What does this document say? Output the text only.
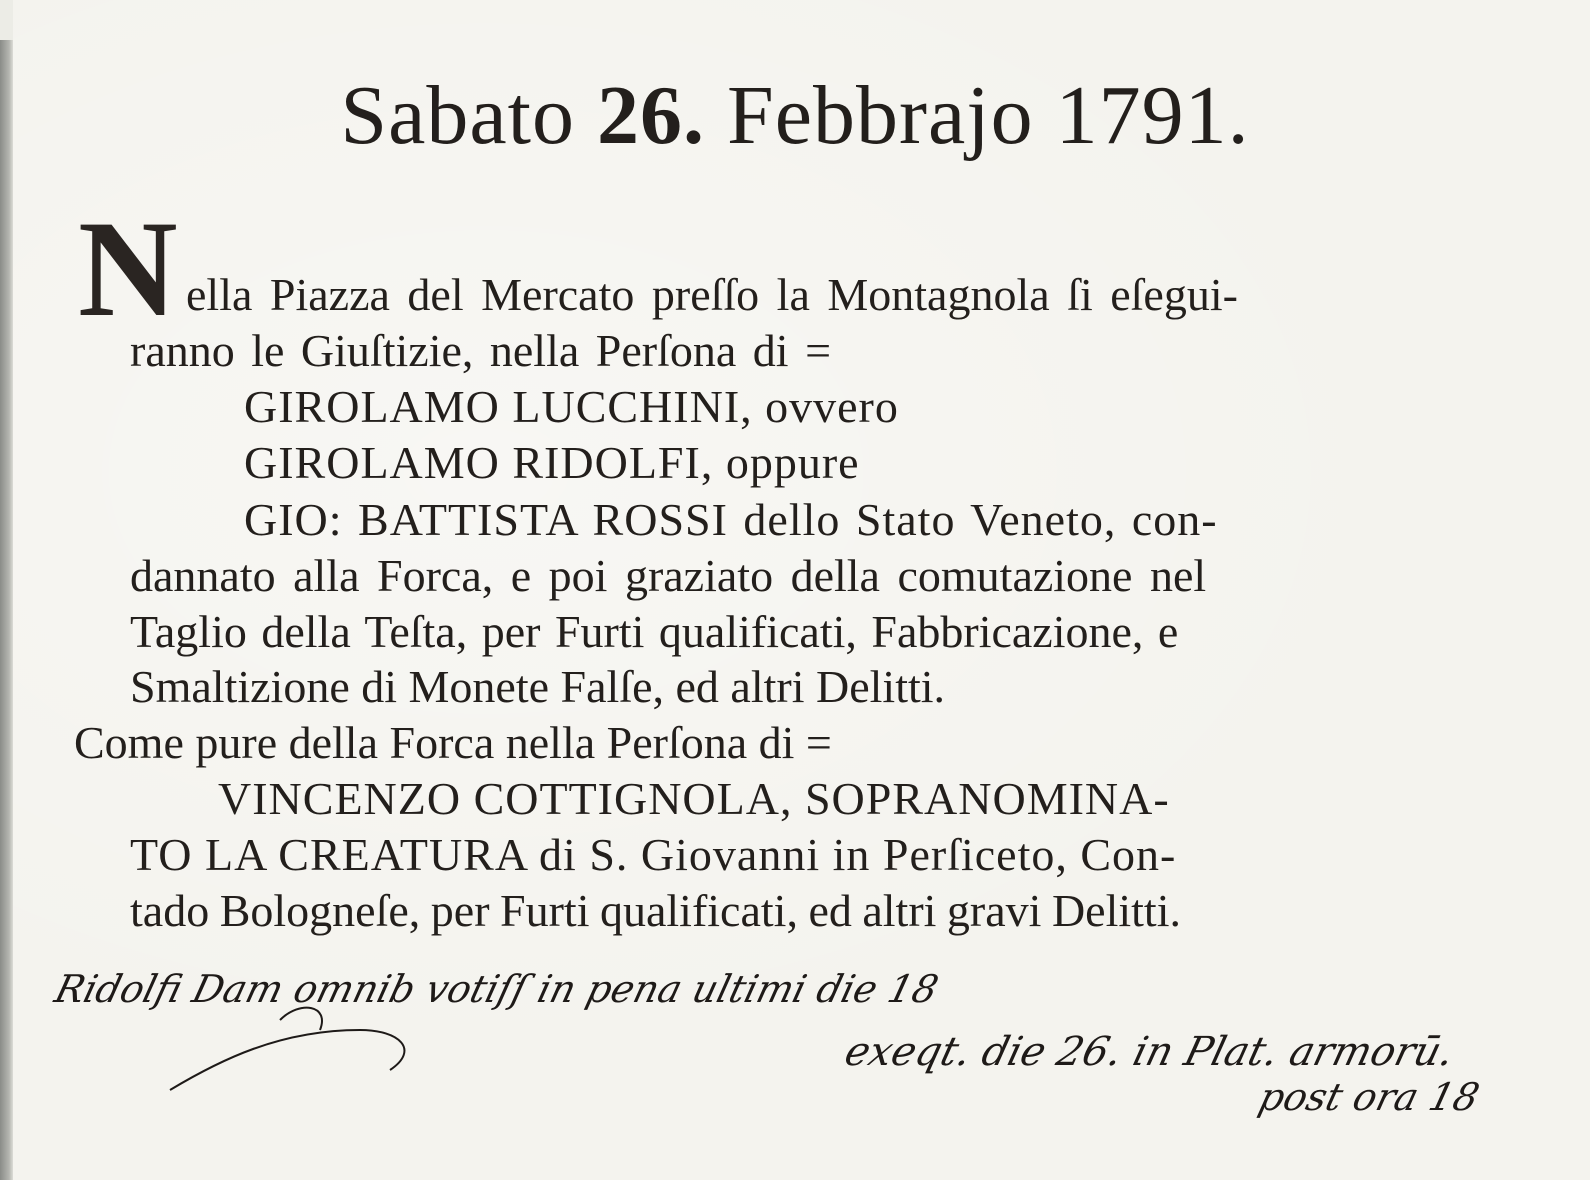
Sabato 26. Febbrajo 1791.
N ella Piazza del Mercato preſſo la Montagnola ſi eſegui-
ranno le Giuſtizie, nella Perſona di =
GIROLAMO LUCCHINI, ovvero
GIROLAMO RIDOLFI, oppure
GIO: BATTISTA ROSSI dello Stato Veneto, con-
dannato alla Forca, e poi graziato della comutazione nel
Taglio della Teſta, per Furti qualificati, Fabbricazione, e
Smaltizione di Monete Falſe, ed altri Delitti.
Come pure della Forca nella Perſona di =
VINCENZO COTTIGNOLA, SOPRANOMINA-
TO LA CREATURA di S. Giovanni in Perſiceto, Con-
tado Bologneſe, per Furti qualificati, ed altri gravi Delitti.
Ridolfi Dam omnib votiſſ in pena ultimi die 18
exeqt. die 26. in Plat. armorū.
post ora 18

────────────────

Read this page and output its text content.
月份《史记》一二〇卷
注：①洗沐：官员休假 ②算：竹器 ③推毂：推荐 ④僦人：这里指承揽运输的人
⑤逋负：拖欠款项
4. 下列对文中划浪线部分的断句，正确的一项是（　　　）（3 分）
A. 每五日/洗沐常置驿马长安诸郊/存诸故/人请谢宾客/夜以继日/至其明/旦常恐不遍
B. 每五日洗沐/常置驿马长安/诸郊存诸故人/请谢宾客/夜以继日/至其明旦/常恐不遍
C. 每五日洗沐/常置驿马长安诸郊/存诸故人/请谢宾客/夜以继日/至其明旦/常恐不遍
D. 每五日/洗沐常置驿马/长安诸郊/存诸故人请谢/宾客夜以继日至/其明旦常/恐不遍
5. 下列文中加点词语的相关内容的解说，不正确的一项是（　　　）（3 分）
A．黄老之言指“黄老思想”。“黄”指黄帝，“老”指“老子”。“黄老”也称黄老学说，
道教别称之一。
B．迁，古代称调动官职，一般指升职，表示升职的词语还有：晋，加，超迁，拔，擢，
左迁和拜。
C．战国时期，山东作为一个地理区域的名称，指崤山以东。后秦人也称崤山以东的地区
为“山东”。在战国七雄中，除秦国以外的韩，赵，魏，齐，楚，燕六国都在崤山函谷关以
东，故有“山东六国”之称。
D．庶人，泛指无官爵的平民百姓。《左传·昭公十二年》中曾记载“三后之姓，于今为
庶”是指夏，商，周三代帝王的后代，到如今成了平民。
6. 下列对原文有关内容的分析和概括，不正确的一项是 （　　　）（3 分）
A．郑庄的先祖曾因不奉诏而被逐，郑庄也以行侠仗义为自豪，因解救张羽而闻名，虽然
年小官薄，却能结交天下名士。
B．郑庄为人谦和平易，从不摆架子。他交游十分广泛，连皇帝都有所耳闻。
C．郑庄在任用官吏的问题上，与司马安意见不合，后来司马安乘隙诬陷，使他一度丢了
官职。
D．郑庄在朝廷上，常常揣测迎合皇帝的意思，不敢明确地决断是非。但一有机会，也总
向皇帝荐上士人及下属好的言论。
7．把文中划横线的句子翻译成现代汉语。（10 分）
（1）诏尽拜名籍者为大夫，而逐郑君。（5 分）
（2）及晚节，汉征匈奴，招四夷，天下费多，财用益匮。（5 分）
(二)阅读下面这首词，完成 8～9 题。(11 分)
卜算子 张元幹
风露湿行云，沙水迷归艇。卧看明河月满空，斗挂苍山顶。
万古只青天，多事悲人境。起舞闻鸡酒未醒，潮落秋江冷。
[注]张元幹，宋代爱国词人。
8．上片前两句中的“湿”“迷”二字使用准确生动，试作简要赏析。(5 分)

────────────────

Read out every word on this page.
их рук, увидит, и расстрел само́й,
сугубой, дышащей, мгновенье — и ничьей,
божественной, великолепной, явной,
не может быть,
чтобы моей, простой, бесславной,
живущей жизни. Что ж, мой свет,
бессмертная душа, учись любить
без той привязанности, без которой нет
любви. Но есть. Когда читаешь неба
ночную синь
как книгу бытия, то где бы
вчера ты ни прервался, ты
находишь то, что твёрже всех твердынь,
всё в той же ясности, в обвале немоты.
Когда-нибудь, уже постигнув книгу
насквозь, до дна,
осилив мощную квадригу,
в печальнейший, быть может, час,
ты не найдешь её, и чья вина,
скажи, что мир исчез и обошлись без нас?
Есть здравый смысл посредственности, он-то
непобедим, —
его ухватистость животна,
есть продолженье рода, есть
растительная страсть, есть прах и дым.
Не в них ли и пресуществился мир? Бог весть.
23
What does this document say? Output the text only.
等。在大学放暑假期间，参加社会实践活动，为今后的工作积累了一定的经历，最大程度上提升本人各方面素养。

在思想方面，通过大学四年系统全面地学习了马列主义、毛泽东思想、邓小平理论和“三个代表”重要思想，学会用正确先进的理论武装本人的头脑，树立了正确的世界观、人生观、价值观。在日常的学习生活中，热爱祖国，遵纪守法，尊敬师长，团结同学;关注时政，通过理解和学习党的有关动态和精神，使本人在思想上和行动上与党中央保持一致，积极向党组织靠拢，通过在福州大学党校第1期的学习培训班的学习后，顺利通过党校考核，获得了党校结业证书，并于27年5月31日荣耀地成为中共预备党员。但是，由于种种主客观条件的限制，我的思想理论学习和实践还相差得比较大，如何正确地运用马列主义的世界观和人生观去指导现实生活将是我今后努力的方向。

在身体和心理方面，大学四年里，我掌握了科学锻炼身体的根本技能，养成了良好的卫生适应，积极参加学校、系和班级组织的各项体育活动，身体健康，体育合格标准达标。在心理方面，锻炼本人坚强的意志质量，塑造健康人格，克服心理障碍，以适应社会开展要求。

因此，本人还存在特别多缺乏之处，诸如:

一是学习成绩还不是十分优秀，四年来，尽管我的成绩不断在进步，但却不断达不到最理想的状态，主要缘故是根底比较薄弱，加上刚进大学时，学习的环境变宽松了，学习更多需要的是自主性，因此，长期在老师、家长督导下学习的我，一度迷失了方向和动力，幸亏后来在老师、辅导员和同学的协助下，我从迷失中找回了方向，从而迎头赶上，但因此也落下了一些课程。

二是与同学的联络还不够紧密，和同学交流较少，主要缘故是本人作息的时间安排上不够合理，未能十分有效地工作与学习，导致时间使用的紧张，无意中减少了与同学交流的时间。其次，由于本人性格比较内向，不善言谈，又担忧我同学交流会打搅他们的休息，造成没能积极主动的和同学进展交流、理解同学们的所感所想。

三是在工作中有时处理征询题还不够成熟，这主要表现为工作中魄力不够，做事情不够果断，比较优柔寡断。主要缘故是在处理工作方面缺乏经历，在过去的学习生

────────────────

> Objective:
Gather every line from the listing above in which the word "Furti" appears.

> Finished task:
Taglio della Teſta, per Furti qualificati, Fabbricazione, e
tado Bologneſe, per Furti qualificati, ed altri gravi Delitti.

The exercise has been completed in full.